[Task instructions]:
Take down each entry exactly as written.

━━━━

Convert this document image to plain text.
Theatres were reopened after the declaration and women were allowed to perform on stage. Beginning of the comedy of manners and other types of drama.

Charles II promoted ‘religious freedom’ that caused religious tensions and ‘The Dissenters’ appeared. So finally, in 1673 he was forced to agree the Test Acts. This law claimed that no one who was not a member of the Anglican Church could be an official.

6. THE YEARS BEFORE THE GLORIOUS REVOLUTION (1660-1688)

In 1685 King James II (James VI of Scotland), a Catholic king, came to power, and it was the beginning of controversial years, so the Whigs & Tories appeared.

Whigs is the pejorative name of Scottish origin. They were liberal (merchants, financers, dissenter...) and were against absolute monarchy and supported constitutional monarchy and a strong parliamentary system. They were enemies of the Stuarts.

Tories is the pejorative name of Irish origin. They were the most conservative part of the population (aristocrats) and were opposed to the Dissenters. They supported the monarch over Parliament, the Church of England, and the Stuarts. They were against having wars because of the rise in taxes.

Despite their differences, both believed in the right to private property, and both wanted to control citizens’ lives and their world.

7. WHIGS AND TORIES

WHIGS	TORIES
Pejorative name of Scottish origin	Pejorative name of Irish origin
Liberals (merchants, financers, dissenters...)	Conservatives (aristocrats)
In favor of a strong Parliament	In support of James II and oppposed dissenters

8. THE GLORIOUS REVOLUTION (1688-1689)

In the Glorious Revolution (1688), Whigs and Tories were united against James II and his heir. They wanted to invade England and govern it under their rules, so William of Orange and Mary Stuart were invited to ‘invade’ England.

━━━━

[Exercise solution]:
Convert this document image to plain text.
Theatres were reopened after the declaration and women were allowed to perform on stage. Beginning of the comedy of manners and other types of drama.

Charles II promoted ‘religious freedom’ that caused religious tensions and ‘The Dissenters’ appeared. So finally, in 1673 he was forced to agree the Test Acts. This law claimed that no one who was not a member of the Anglican Church could be an official.

6. THE YEARS BEFORE THE GLORIOUS REVOLUTION (1660-1688)

In 1685 King James II (James VI of Scotland), a Catholic king, came to power, and it was the beginning of controversial years, so the Whigs & Tories appeared.

Whigs is the pejorative name of Scottish origin. They were liberal (merchants, financers, dissenter...) and were against absolute monarchy and supported constitutional monarchy and a strong parliamentary system. They were enemies of the Stuarts.

Tories is the pejorative name of Irish origin. They were the most conservative part of the population (aristocrats) and were opposed to the Dissenters. They supported the monarch over Parliament, the Church of England, and the Stuarts. They were against having wars because of the rise in taxes.

Despite their differences, both believed in the right to private property, and both wanted to control citizens’ lives and their world.

7. WHIGS AND TORIES

WHIGS	TORIES
Pejorative name of Scottish origin	Pejorative name of Irish origin
Liberals (merchants, financers, dissenters...)	Conservatives (aristocrats)
In favor of a strong Parliament	In support of James II and oppposed dissenters

8. THE GLORIOUS REVOLUTION (1688-1689)

In the Glorious Revolution (1688), Whigs and Tories were united against James II and his heir. They wanted to invade England and govern it under their rules, so William of Orange and Mary Stuart were invited to ‘invade’ England.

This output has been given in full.